EXERCISE MATERIALS section start

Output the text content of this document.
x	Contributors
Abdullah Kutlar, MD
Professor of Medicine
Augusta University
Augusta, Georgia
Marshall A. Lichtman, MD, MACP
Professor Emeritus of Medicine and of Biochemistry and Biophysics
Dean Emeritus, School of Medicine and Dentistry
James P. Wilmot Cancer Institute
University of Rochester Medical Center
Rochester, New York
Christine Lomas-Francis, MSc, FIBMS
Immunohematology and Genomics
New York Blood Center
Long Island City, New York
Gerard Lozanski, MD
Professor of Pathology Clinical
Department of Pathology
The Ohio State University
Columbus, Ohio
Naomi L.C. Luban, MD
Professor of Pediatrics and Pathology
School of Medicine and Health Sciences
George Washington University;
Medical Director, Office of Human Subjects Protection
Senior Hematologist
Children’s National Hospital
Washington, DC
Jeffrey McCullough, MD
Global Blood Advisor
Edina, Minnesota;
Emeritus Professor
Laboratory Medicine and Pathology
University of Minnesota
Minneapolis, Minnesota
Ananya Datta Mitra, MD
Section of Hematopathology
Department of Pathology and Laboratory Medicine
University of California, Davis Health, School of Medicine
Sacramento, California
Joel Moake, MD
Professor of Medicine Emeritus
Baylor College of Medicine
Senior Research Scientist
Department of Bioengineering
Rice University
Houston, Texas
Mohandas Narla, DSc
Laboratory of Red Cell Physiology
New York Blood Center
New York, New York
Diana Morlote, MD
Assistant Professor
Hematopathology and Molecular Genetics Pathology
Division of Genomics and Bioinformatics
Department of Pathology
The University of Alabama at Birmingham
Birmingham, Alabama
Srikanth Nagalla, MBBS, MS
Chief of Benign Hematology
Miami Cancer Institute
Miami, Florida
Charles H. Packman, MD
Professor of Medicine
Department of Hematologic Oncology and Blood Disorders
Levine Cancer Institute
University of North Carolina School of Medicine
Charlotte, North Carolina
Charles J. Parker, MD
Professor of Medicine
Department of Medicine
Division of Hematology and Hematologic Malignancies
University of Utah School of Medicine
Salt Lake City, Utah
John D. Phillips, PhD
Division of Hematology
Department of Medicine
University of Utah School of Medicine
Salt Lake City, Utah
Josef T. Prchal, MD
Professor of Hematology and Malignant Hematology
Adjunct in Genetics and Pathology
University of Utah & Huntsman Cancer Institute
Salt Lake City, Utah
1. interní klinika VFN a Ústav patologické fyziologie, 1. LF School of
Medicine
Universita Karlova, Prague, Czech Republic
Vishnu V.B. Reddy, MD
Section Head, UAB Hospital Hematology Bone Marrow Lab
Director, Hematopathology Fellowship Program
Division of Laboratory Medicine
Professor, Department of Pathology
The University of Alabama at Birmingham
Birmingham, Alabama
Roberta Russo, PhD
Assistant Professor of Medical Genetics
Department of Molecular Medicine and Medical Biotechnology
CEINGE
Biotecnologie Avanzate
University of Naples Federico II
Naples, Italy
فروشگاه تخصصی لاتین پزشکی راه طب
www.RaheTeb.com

EXERCISE MATERIALS section end

Retype the material above exactly as given.

_TASK OUTPUT_
Output the text content of this document.
x	Contributors
Abdullah Kutlar, MD
Professor of Medicine
Augusta University
Augusta, Georgia
Marshall A. Lichtman, MD, MACP
Professor Emeritus of Medicine and of Biochemistry and Biophysics
Dean Emeritus, School of Medicine and Dentistry
James P. Wilmot Cancer Institute
University of Rochester Medical Center
Rochester, New York
Christine Lomas-Francis, MSc, FIBMS
Immunohematology and Genomics
New York Blood Center
Long Island City, New York
Gerard Lozanski, MD
Professor of Pathology Clinical
Department of Pathology
The Ohio State University
Columbus, Ohio
Naomi L.C. Luban, MD
Professor of Pediatrics and Pathology
School of Medicine and Health Sciences
George Washington University;
Medical Director, Office of Human Subjects Protection
Senior Hematologist
Children’s National Hospital
Washington, DC
Jeffrey McCullough, MD
Global Blood Advisor
Edina, Minnesota;
Emeritus Professor
Laboratory Medicine and Pathology
University of Minnesota
Minneapolis, Minnesota
Ananya Datta Mitra, MD
Section of Hematopathology
Department of Pathology and Laboratory Medicine
University of California, Davis Health, School of Medicine
Sacramento, California
Joel Moake, MD
Professor of Medicine Emeritus
Baylor College of Medicine
Senior Research Scientist
Department of Bioengineering
Rice University
Houston, Texas
Mohandas Narla, DSc
Laboratory of Red Cell Physiology
New York Blood Center
New York, New York
Diana Morlote, MD
Assistant Professor
Hematopathology and Molecular Genetics Pathology
Division of Genomics and Bioinformatics
Department of Pathology
The University of Alabama at Birmingham
Birmingham, Alabama
Srikanth Nagalla, MBBS, MS
Chief of Benign Hematology
Miami Cancer Institute
Miami, Florida
Charles H. Packman, MD
Professor of Medicine
Department of Hematologic Oncology and Blood Disorders
Levine Cancer Institute
University of North Carolina School of Medicine
Charlotte, North Carolina
Charles J. Parker, MD
Professor of Medicine
Department of Medicine
Division of Hematology and Hematologic Malignancies
University of Utah School of Medicine
Salt Lake City, Utah
John D. Phillips, PhD
Division of Hematology
Department of Medicine
University of Utah School of Medicine
Salt Lake City, Utah
Josef T. Prchal, MD
Professor of Hematology and Malignant Hematology
Adjunct in Genetics and Pathology
University of Utah & Huntsman Cancer Institute
Salt Lake City, Utah
1. interní klinika VFN a Ústav patologické fyziologie, 1. LF School of
Medicine
Universita Karlova, Prague, Czech Republic
Vishnu V.B. Reddy, MD
Section Head, UAB Hospital Hematology Bone Marrow Lab
Director, Hematopathology Fellowship Program
Division of Laboratory Medicine
Professor, Department of Pathology
The University of Alabama at Birmingham
Birmingham, Alabama
Roberta Russo, PhD
Assistant Professor of Medical Genetics
Department of Molecular Medicine and Medical Biotechnology
CEINGE
Biotecnologie Avanzate
University of Naples Federico II
Naples, Italy
فروشگاه تخصصی لاتین پزشکی راه طب
www.RaheTeb.com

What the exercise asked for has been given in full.